EXERCISE DIRECTIONS
Below is some material; set it all down exactly, apart from the pictures.

>> Start RECORDS TO USE

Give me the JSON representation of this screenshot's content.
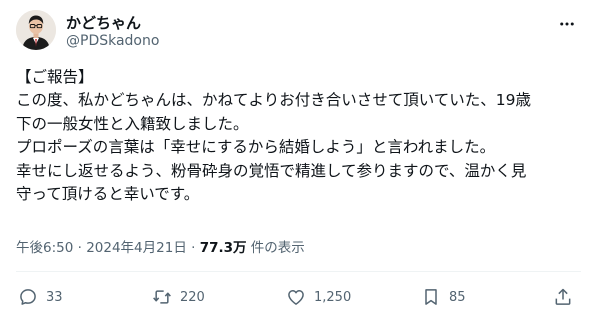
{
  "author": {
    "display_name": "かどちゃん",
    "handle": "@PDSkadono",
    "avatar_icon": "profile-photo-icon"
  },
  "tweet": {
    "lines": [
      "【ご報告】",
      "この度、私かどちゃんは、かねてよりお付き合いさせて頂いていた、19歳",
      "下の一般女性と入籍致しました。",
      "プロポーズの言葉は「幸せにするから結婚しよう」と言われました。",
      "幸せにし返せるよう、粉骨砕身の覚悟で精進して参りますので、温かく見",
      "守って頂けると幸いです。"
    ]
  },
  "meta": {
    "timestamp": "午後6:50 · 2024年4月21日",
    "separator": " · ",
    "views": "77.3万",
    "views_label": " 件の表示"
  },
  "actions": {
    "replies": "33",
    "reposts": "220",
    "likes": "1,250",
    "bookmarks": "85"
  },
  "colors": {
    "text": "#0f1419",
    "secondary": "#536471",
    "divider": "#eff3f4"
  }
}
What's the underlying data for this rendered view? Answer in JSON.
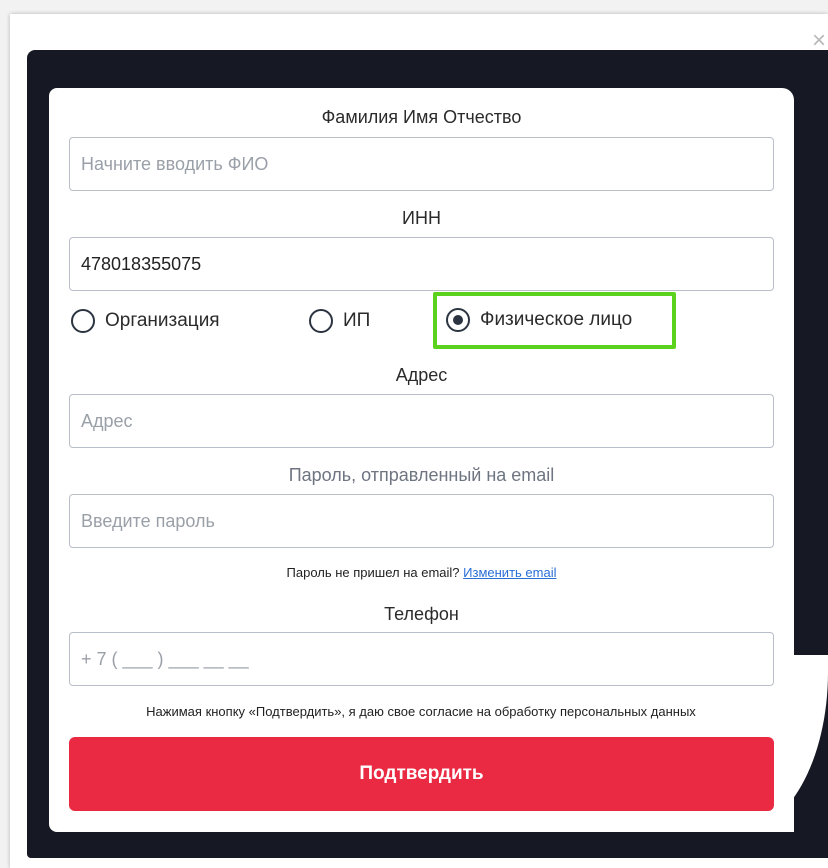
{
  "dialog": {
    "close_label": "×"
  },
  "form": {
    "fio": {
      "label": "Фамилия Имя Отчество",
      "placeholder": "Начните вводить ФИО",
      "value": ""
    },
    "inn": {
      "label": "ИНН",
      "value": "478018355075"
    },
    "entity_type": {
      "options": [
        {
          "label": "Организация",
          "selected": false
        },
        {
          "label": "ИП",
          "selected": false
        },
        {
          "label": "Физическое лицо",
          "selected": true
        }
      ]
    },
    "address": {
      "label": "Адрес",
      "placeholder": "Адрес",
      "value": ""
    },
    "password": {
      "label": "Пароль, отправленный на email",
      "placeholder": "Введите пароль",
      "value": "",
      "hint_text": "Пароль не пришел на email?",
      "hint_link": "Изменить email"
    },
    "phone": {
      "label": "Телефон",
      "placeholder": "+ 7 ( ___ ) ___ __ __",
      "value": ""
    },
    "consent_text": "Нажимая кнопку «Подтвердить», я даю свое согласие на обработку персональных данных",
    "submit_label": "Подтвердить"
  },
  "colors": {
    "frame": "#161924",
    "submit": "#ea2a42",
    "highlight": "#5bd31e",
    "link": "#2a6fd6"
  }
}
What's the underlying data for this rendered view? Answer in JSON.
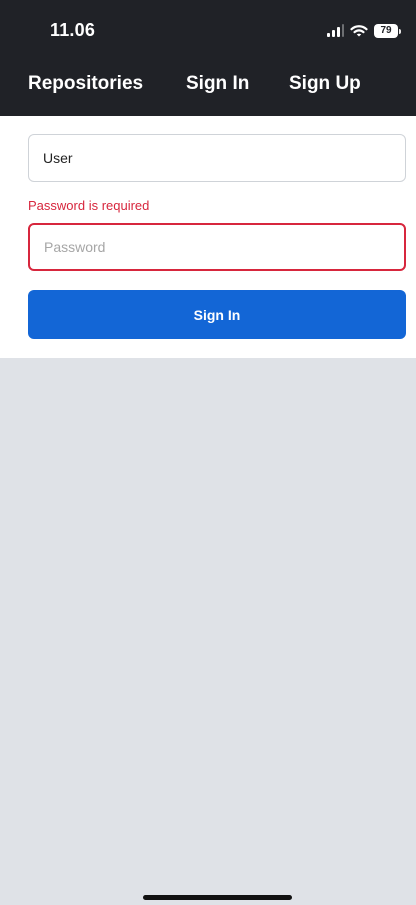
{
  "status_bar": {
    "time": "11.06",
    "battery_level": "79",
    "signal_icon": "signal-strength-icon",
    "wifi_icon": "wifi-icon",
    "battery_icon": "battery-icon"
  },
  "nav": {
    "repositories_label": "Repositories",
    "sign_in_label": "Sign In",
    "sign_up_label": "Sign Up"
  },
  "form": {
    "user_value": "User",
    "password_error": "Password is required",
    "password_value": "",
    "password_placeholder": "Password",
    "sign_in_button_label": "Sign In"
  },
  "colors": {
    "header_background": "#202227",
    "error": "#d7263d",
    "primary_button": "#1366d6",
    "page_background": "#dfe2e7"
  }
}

>> End RECORDS TO USE

TASK ANSWER
Give me the JSON representation of this screenshot's content.
{
  "author": {
    "display_name": "かどちゃん",
    "handle": "@PDSkadono",
    "avatar_icon": "profile-photo-icon"
  },
  "tweet": {
    "lines": [
      "【ご報告】",
      "この度、私かどちゃんは、かねてよりお付き合いさせて頂いていた、19歳",
      "下の一般女性と入籍致しました。",
      "プロポーズの言葉は「幸せにするから結婚しよう」と言われました。",
      "幸せにし返せるよう、粉骨砕身の覚悟で精進して参りますので、温かく見",
      "守って頂けると幸いです。"
    ]
  },
  "meta": {
    "timestamp": "午後6:50 · 2024年4月21日",
    "separator": " · ",
    "views": "77.3万",
    "views_label": " 件の表示"
  },
  "actions": {
    "replies": "33",
    "reposts": "220",
    "likes": "1,250",
    "bookmarks": "85"
  },
  "colors": {
    "text": "#0f1419",
    "secondary": "#536471",
    "divider": "#eff3f4"
  }
}
What's the underlying data for this rendered view? Answer in JSON.
{
  "dialog": {
    "close_label": "×"
  },
  "form": {
    "fio": {
      "label": "Фамилия Имя Отчество",
      "placeholder": "Начните вводить ФИО",
      "value": ""
    },
    "inn": {
      "label": "ИНН",
      "value": "478018355075"
    },
    "entity_type": {
      "options": [
        {
          "label": "Организация",
          "selected": false
        },
        {
          "label": "ИП",
          "selected": false
        },
        {
          "label": "Физическое лицо",
          "selected": true
        }
      ]
    },
    "address": {
      "label": "Адрес",
      "placeholder": "Адрес",
      "value": ""
    },
    "password": {
      "label": "Пароль, отправленный на email",
      "placeholder": "Введите пароль",
      "value": "",
      "hint_text": "Пароль не пришел на email?",
      "hint_link": "Изменить email"
    },
    "phone": {
      "label": "Телефон",
      "placeholder": "+ 7 ( ___ ) ___ __ __",
      "value": ""
    },
    "consent_text": "Нажимая кнопку «Подтвердить», я даю свое согласие на обработку персональных данных",
    "submit_label": "Подтвердить"
  },
  "colors": {
    "frame": "#161924",
    "submit": "#ea2a42",
    "highlight": "#5bd31e",
    "link": "#2a6fd6"
  }
}
What's the underlying data for this rendered view? Answer in JSON.
{
  "status_bar": {
    "time": "11.06",
    "battery_level": "79",
    "signal_icon": "signal-strength-icon",
    "wifi_icon": "wifi-icon",
    "battery_icon": "battery-icon"
  },
  "nav": {
    "repositories_label": "Repositories",
    "sign_in_label": "Sign In",
    "sign_up_label": "Sign Up"
  },
  "form": {
    "user_value": "User",
    "password_error": "Password is required",
    "password_value": "",
    "password_placeholder": "Password",
    "sign_in_button_label": "Sign In"
  },
  "colors": {
    "header_background": "#202227",
    "error": "#d7263d",
    "primary_button": "#1366d6",
    "page_background": "#dfe2e7"
  }
}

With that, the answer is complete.